WHAT THE TASK REQUIRES -
In the riddle discussion, how many possibilities does LostInParadise count when assigning True, False and Random to A, B and C and Yes and No to da and ja?

SOURCE TEXT -
· · · ·

Only a riddle to those who reject evolution.

Zaku's avatar

Why would there be one “most difficult” riddle?

ragingloli's avatar

@SergeantQueen
Kill them all, and let the 4th god sort them out.

LostInParadise's avatar

@SergeantQueen , That problem seems rather complex. Here is my initial take, which may be as far as I am willing to go. There are 6 ways of assigning True, False and Random to A, B and C. For each assignment, there are 2 ways of assigning Yes and No to da and ja. That gives 6×2 =12 possibilities. Three True/False questions covers only 2^^3 or eight of them. That means that in at least some cases, it does not matter what da and ja are.

For @luigirovatti , here is a much simpler problem of the same type. You are in an English speaking land where everyone either always tells the truth or always lies. The two groups are distinguishable by the clothes they wear, but you don’t know which is which. You come to a place where the road splits into two parts. You know that one leads to a city where you want to go and the other leads into the jungle. There are two natives at the roads, one from the truth tellers and the other from the liars. What one question can you ask to determine which road to take?

SergeantQueen's avatar

@LostInParadise Click the link. There is a huge, confusing section that makes no sense to me on the solution

LostInParadise's avatar

Thanks for telling the problem and linking to its history and solution. When I work up the strength and courage, I will take a look at it.

luigirovatti's avatar

@SergeantQueen: That problem was published in a journal, but can be made even harder.

janbb's avatar

@LostInParadise I know the answer to that one.

rebbel's avatar

The Planet Where They Have Batman, But Don’t Have Superman.

Zaku's avatar

@rebbel I don’t follow. Does Batman depend on Superman?

Or… if Batman’s around, I’d ask him – he seems to be able to solve just about any riddle with his Bat-logic.

rebbel's avatar

@Zaku It’s the same planet as the one where they have French fries, but no milkshakes.

imrainmaker's avatar

@janbb / @LostInParadise – if I may try..The question can be – “Will i get xyz colored dress that you are wearing by going this particular way?” and quote incorrect color on purpose. If from true teller group he will correct me.

kritiper's avatar

Is this all there is?

SergeantQueen's avatar

@imrainmaker couldn’t you just ask “what color is the sky?” or an extremely easy question with obvious answer that you know?

imrainmaker's avatar

^I thought of that earlier but how would I know which is the road leading to city by asking just that? I’m supposed to ask only one question right?

SergeantQueen's avatar

What if you said something like, If I wanted to go to the city what path would the other person tell me to take? Wouldn’t they both point to the wrong path

SergeantQueen's avatar

Let’s say the city is on the left (This can be reversed I’m just picking this to make it easy)
If you asked, “If I wanted to go to the city what path would the other person tell me to take?”
The person who always tells the truth would tell you to go to the right because that’s what the liar would say.
The person who always lies would also tell you to go to the right because the person who tells the truth would actually tell you to go to the left, but since he is a liar he wouldn’t tell you that.

· · · ·

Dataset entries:
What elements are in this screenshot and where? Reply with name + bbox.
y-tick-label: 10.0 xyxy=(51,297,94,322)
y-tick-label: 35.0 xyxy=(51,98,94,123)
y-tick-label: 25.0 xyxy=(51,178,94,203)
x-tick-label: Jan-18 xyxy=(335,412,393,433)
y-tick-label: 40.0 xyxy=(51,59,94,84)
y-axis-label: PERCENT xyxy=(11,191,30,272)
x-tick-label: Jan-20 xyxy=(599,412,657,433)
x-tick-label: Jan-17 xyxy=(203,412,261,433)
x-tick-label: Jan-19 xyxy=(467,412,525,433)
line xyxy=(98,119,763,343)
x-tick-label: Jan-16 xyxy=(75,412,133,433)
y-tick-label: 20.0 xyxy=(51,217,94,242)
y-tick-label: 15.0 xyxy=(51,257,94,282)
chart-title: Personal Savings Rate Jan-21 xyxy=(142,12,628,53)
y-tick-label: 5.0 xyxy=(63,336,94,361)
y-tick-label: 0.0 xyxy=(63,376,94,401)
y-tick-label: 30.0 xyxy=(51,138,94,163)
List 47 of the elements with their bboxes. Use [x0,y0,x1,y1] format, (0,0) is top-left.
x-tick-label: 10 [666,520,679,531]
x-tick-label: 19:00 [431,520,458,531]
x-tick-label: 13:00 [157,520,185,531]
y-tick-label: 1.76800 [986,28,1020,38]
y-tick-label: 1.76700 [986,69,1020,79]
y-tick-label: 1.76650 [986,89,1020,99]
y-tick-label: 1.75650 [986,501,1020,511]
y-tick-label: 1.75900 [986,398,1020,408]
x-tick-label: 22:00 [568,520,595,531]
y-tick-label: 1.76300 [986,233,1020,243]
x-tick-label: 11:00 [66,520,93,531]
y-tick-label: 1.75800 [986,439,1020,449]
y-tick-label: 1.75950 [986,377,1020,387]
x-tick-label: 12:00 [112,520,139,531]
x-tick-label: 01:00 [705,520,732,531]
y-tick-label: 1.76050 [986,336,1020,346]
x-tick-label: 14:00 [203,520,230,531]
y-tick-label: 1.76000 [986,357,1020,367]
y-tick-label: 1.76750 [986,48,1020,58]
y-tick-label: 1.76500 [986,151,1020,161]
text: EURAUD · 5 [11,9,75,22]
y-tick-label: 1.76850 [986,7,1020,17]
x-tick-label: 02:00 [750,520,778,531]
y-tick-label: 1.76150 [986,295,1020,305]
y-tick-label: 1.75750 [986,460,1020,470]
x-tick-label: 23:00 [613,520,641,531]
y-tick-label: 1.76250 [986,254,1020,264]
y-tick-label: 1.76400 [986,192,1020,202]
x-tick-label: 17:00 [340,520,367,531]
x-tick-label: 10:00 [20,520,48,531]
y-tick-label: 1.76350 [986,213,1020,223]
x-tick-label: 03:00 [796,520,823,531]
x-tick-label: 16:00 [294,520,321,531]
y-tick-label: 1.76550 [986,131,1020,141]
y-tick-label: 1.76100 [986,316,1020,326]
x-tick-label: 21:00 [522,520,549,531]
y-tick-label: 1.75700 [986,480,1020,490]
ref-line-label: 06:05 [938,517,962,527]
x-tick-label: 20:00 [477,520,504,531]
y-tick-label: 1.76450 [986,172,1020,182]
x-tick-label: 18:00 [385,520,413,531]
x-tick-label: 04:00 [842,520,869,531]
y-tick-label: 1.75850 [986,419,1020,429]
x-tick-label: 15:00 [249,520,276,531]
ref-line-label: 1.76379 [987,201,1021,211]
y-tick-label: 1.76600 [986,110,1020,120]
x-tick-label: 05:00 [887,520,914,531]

· · · ·

TASK ANSWER -
Twelve possibilities (6 × 2).